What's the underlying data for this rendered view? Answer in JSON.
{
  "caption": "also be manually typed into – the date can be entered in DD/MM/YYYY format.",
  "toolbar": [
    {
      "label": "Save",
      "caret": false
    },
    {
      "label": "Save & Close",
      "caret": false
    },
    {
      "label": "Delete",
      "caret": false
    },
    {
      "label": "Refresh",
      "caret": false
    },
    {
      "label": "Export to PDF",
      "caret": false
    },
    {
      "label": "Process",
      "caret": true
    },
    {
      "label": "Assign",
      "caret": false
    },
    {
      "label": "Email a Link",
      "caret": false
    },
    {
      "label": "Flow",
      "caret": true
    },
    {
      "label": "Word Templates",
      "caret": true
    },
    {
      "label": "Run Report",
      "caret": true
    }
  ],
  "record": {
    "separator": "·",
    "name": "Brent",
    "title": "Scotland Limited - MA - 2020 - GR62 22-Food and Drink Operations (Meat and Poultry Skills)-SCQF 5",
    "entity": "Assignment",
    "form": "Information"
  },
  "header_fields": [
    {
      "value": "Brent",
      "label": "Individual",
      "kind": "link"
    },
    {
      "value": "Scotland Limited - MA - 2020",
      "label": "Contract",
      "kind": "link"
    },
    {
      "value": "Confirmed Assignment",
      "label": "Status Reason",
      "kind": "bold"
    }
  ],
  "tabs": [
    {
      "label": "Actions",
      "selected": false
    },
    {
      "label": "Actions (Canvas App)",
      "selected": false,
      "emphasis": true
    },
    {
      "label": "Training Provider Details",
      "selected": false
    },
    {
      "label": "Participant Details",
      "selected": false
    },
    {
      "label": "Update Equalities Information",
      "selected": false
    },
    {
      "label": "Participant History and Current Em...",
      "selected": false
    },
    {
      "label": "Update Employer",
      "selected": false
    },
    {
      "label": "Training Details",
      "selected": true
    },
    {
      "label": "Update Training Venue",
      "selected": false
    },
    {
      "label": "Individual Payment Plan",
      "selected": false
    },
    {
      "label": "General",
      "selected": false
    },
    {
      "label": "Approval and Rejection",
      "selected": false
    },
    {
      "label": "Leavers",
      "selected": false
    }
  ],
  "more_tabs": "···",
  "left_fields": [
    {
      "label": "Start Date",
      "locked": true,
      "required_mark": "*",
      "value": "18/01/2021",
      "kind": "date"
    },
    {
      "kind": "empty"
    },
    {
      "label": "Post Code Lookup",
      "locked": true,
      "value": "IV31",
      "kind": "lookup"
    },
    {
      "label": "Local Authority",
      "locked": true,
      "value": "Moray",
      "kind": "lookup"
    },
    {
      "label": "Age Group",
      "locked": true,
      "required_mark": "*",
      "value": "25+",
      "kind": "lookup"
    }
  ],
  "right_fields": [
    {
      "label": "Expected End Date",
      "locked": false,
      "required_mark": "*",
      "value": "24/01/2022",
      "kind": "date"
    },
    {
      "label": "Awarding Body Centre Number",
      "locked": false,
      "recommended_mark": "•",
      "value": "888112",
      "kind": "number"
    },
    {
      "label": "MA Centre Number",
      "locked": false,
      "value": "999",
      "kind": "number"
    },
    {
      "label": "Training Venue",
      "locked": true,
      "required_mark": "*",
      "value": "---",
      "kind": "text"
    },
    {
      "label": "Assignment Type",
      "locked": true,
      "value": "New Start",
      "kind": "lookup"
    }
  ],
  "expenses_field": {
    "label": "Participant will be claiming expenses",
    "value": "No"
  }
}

==

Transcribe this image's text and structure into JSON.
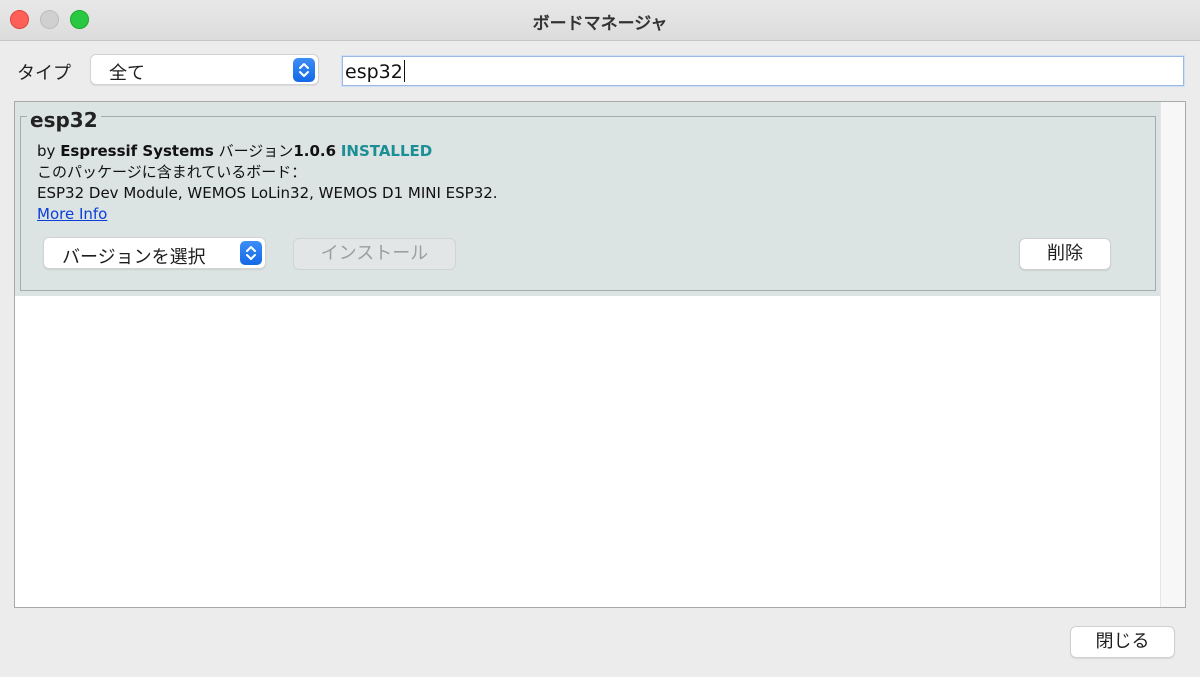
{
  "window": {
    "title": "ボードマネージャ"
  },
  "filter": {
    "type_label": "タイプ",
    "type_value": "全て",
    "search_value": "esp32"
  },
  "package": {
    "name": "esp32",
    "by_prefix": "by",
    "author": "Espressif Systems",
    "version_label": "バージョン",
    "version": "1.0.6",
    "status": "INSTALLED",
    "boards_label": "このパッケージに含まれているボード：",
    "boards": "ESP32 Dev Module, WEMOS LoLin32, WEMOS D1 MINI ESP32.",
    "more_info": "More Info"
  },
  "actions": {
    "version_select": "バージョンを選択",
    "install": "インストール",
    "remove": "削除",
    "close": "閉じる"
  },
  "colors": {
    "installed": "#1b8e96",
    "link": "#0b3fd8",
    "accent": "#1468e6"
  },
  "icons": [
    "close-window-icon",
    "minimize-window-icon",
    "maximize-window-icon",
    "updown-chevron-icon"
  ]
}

...

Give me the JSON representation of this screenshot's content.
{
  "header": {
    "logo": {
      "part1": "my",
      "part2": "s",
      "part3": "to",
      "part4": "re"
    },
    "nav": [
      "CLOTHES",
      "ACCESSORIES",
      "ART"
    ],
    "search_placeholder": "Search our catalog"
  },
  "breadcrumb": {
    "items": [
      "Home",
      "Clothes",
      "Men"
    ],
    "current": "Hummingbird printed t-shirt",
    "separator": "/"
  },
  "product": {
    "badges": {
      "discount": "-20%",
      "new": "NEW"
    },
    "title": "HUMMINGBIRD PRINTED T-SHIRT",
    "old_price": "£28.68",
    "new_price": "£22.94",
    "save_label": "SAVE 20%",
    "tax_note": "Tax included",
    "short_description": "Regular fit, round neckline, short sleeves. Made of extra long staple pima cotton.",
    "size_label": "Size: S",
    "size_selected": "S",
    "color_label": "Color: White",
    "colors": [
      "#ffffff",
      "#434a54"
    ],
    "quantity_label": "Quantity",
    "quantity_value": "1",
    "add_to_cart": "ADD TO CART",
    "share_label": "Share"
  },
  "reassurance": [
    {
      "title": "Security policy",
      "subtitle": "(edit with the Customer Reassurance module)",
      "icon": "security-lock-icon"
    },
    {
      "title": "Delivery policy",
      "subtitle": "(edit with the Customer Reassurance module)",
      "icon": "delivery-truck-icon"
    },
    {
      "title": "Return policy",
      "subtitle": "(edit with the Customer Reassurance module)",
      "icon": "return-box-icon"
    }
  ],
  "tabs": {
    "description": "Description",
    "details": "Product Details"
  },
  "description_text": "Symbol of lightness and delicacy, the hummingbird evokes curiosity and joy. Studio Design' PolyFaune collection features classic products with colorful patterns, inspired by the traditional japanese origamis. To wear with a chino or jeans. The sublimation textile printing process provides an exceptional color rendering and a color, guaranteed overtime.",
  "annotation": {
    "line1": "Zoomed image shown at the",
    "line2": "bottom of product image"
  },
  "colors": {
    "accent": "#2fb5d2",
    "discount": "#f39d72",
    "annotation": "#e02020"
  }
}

Exercise :: Go through the listing above and return every line where the word "into" occurs.

The completed task ::
  "caption": "also be manually typed into – the date can be entered in DD/MM/YYYY format.",
Transcribe this image's text and structure into JSON.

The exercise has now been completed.